# Material provided

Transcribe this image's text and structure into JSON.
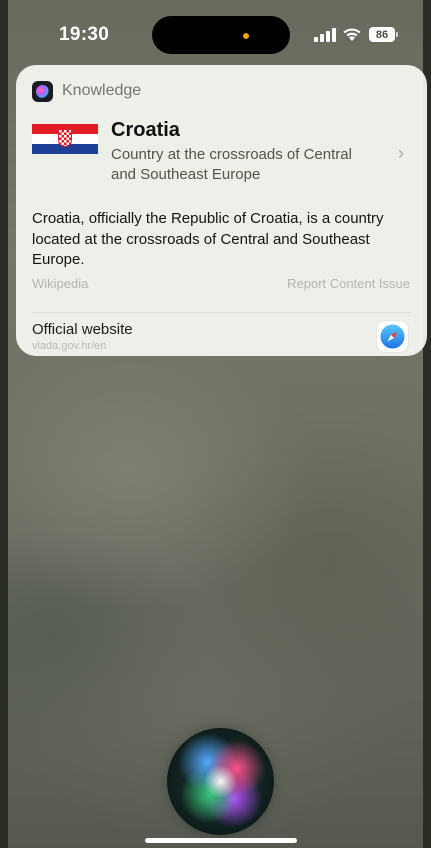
{
  "status_bar": {
    "time": "19:30",
    "battery_level": "86",
    "privacy_indicator_color": "#f59e0b"
  },
  "card": {
    "header_label": "Knowledge",
    "header_icon": "siri-knowledge-icon",
    "title": "Croatia",
    "subtitle": "Country at the crossroads of Central and Southeast Europe",
    "description": "Croatia, officially the Republic of Croatia, is a country located at the crossroads of Central and Southeast Europe.",
    "source": "Wikipedia",
    "report_link": "Report Content Issue",
    "website": {
      "title": "Official website",
      "url": "vlada.gov.hr/en",
      "icon": "safari-icon"
    },
    "flag_colors": [
      "#e21c24",
      "#ffffff",
      "#1d3f95"
    ]
  },
  "siri": {
    "icon": "siri-orb"
  }
}
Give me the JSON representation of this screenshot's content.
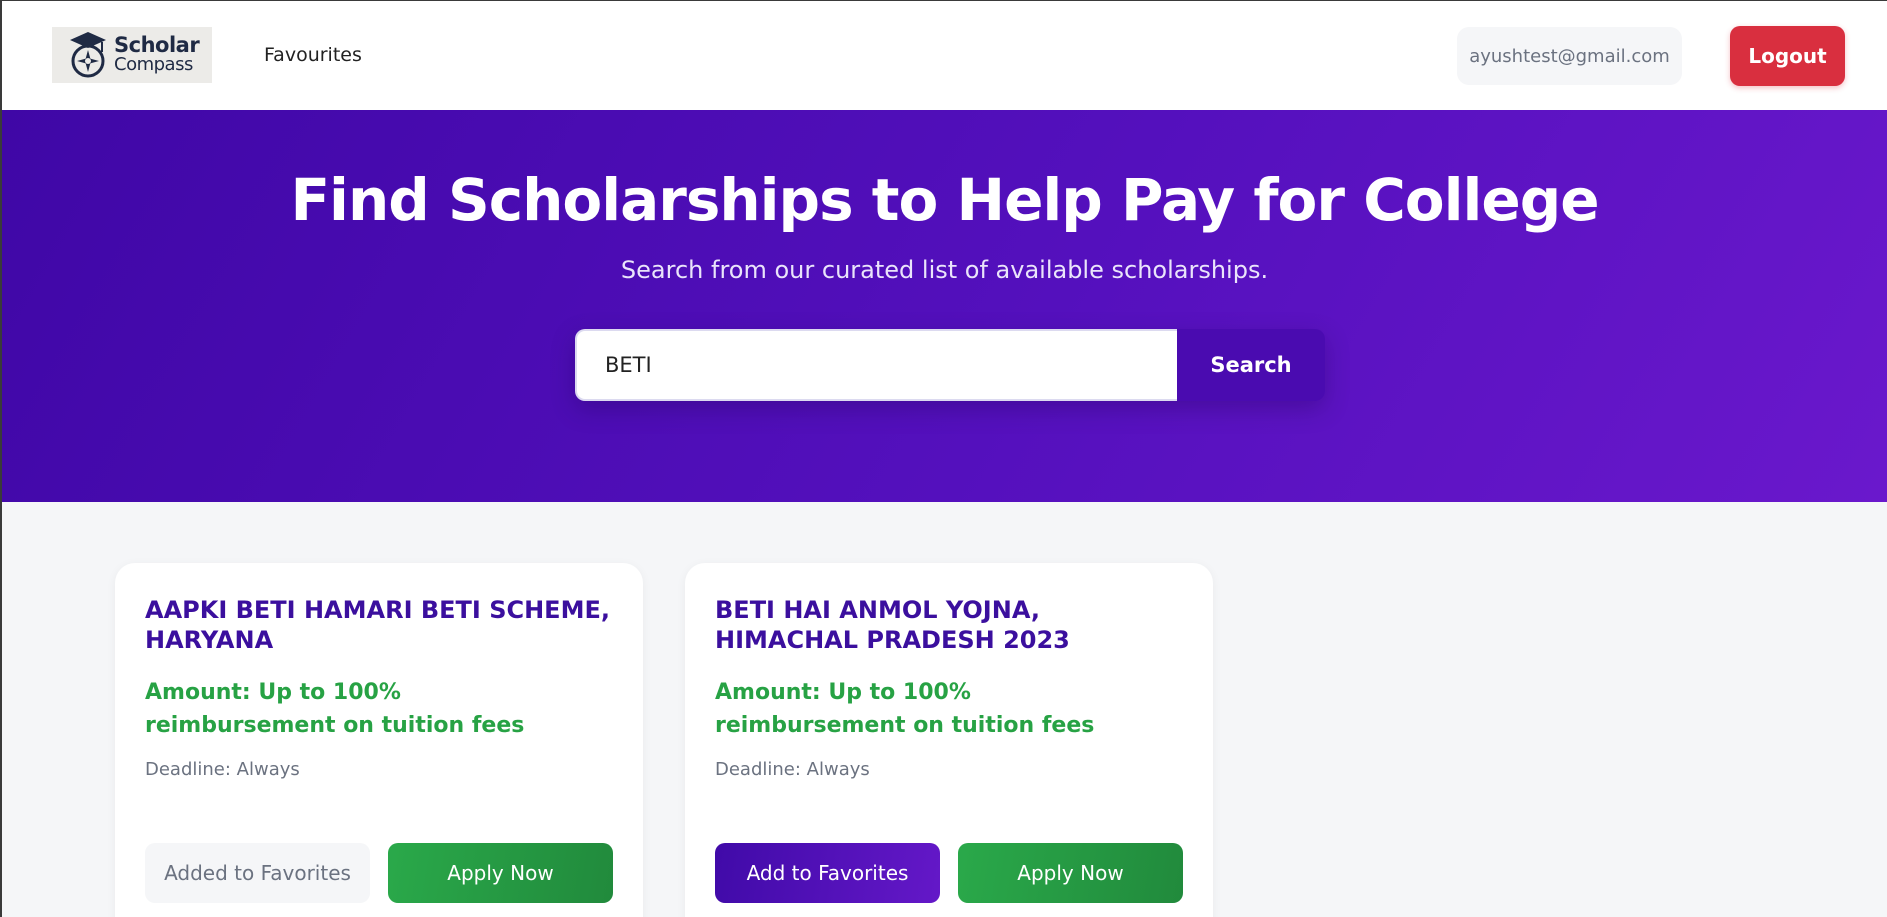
{
  "header": {
    "logo_line1": "Scholar",
    "logo_line2": "Compass",
    "nav_favourites": "Favourites",
    "user_email": "ayushtest@gmail.com",
    "logout_label": "Logout"
  },
  "hero": {
    "title": "Find Scholarships to Help Pay for College",
    "subtitle": "Search from our curated list of available scholarships.",
    "search_value": "BETI",
    "search_button": "Search"
  },
  "scholarships": [
    {
      "title": "AAPKI BETI HAMARI BETI SCHEME, HARYANA",
      "amount": "Amount: Up to 100% reimbursement on tuition fees",
      "deadline": "Deadline: Always",
      "favorite_label": "Added to Favorites",
      "apply_label": "Apply Now"
    },
    {
      "title": "BETI HAI ANMOL YOJNA, HIMACHAL PRADESH 2023",
      "amount": "Amount: Up to 100% reimbursement on tuition fees",
      "deadline": "Deadline: Always",
      "favorite_label": "Add to Favorites",
      "apply_label": "Apply Now"
    }
  ],
  "colors": {
    "brand_purple": "#4a0bb0",
    "logout_red": "#d92f3f",
    "apply_green": "#27a244"
  }
}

# Problem to work on
Pull out all lines from the entries above that include the word "Central".

# Solution to the problem
    "subtitle": "Country at the crossroads of Central and Southeast Europe",
    "description": "Croatia, officially the Republic of Croatia, is a country located at the crossroads of Central and Southeast Europe.",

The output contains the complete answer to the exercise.